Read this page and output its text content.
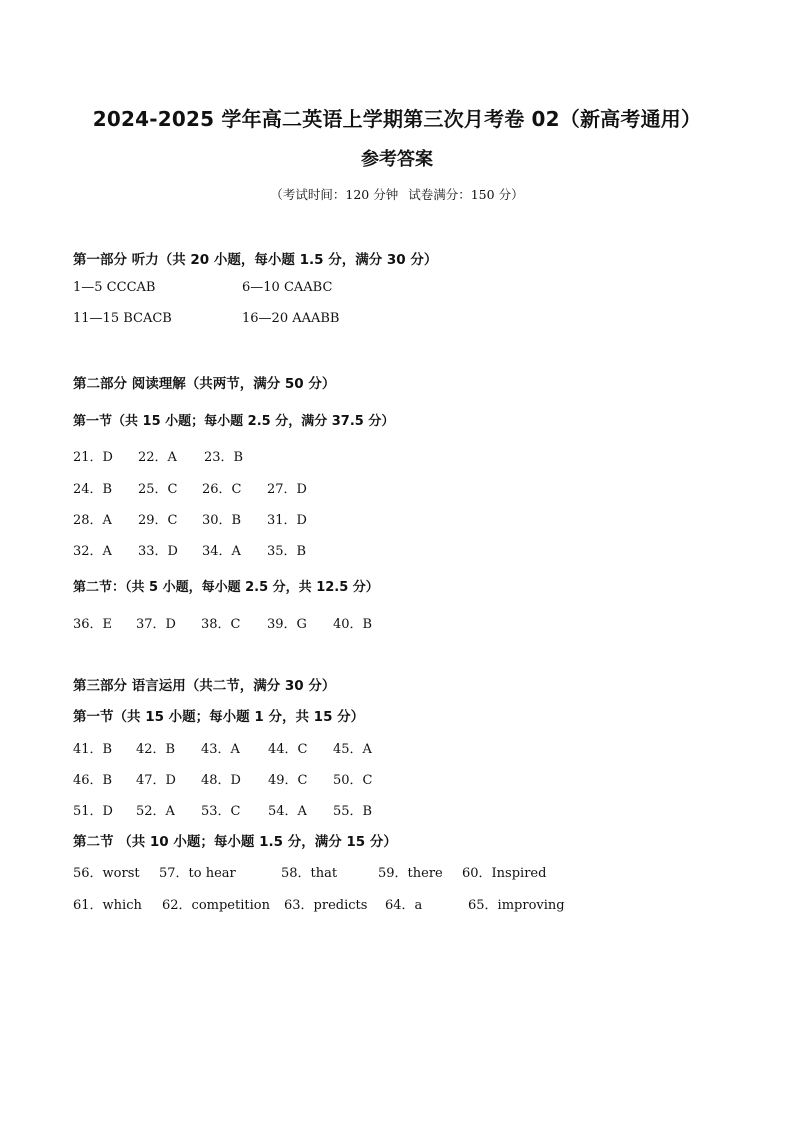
2024-2025 学年高二英语上学期第三次月考卷 02（新高考通用）
参考答案
（考试时间：120 分钟 试卷满分：150 分）
第一部分 听力（共 20 小题，每小题 1.5 分，满分 30 分）
1—5 CCCAB	6—10 CAABC
11—15 BCACB	16—20 AAABB
第二部分 阅读理解（共两节，满分 50 分）
第一节（共 15 小题；每小题 2.5 分，满分 37.5 分）
21．D 22．A 23．B
24．B 25．C 26．C 27．D
28．A 29．C 30．B 31．D
32．A 33．D 34．A 35．B
第二节：（共 5 小题，每小题 2.5 分，共 12.5 分）
36．E 37．D 38．C 39．G 40．B
第三部分 语言运用（共二节，满分 30 分）
第一节（共 15 小题；每小题 1 分，共 15 分）
41．B 42．B 43．A 44．C 45．A
46．B 47．D 48．D 49．C 50．C
51．D 52．A 53．C 54．A 55．B
第二节 （共 10 小题；每小题 1.5 分，满分 15 分）
56．worst 57．to hear	58．that	59．there 60．Inspired
61．which 62．competition 63．predicts 64．a	65．improving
******************************
#### [EXERCISE GOAL]
Repeat all of the data above word for word, minus the pictures.

#### [EXERCISE RESULT]
Read this page and output its text content.
2024-2025 学年高二英语上学期第三次月考卷 02（新高考通用）
参考答案
（考试时间：120 分钟 试卷满分：150 分）
第一部分 听力（共 20 小题，每小题 1.5 分，满分 30 分）
1—5 CCCAB	6—10 CAABC
11—15 BCACB	16—20 AAABB
第二部分 阅读理解（共两节，满分 50 分）
第一节（共 15 小题；每小题 2.5 分，满分 37.5 分）
21．D 22．A 23．B
24．B 25．C 26．C 27．D
28．A 29．C 30．B 31．D
32．A 33．D 34．A 35．B
第二节：（共 5 小题，每小题 2.5 分，共 12.5 分）
36．E 37．D 38．C 39．G 40．B
第三部分 语言运用（共二节，满分 30 分）
第一节（共 15 小题；每小题 1 分，共 15 分）
41．B 42．B 43．A 44．C 45．A
46．B 47．D 48．D 49．C 50．C
51．D 52．A 53．C 54．A 55．B
第二节 （共 10 小题；每小题 1.5 分，满分 15 分）
56．worst 57．to hear	58．that	59．there 60．Inspired
61．which 62．competition 63．predicts 64．a	65．improving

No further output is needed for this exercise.